Data section
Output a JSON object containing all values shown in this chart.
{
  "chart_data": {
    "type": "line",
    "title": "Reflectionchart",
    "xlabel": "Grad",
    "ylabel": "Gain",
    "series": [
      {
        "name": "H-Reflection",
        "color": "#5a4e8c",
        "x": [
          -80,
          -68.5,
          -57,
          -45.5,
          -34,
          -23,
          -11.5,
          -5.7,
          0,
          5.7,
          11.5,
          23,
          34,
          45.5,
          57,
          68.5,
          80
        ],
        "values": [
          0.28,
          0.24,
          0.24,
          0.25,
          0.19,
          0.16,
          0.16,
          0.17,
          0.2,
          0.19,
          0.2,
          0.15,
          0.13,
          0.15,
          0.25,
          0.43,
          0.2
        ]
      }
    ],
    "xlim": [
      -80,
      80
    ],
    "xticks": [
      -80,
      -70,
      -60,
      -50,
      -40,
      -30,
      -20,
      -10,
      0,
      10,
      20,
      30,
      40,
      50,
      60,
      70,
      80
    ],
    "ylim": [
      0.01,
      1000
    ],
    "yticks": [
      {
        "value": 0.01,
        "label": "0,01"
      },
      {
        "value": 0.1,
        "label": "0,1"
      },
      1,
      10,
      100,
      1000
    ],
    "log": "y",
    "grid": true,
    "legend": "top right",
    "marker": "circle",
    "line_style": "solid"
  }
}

* * *

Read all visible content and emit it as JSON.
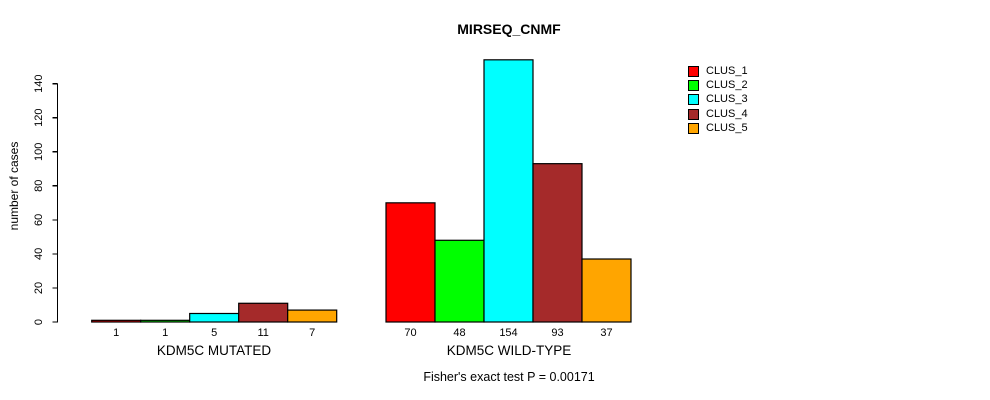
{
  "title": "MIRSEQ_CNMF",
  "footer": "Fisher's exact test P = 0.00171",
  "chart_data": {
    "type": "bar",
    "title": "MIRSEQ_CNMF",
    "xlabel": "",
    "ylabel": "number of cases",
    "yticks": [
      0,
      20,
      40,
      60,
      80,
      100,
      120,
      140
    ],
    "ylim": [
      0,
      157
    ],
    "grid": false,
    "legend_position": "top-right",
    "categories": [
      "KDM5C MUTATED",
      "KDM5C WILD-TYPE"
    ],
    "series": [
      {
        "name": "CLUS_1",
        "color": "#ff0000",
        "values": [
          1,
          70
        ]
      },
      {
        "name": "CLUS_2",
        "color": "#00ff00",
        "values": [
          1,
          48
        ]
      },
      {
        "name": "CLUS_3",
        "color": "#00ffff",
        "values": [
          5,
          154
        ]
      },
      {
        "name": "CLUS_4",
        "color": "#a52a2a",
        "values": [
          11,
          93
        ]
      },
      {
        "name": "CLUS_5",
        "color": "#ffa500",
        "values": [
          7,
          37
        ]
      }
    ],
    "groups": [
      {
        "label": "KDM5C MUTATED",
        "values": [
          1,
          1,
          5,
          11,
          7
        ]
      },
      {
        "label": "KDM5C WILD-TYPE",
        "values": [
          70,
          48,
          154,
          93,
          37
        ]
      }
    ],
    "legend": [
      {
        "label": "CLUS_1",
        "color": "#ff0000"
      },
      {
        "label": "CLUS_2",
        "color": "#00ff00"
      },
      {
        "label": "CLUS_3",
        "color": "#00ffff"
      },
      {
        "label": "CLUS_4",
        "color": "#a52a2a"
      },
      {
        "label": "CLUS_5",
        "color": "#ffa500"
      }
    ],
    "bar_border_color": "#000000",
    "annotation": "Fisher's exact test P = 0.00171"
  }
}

Problem details
The word "exact" appears in how many lines of the records? Give the number only.

Problem solution
2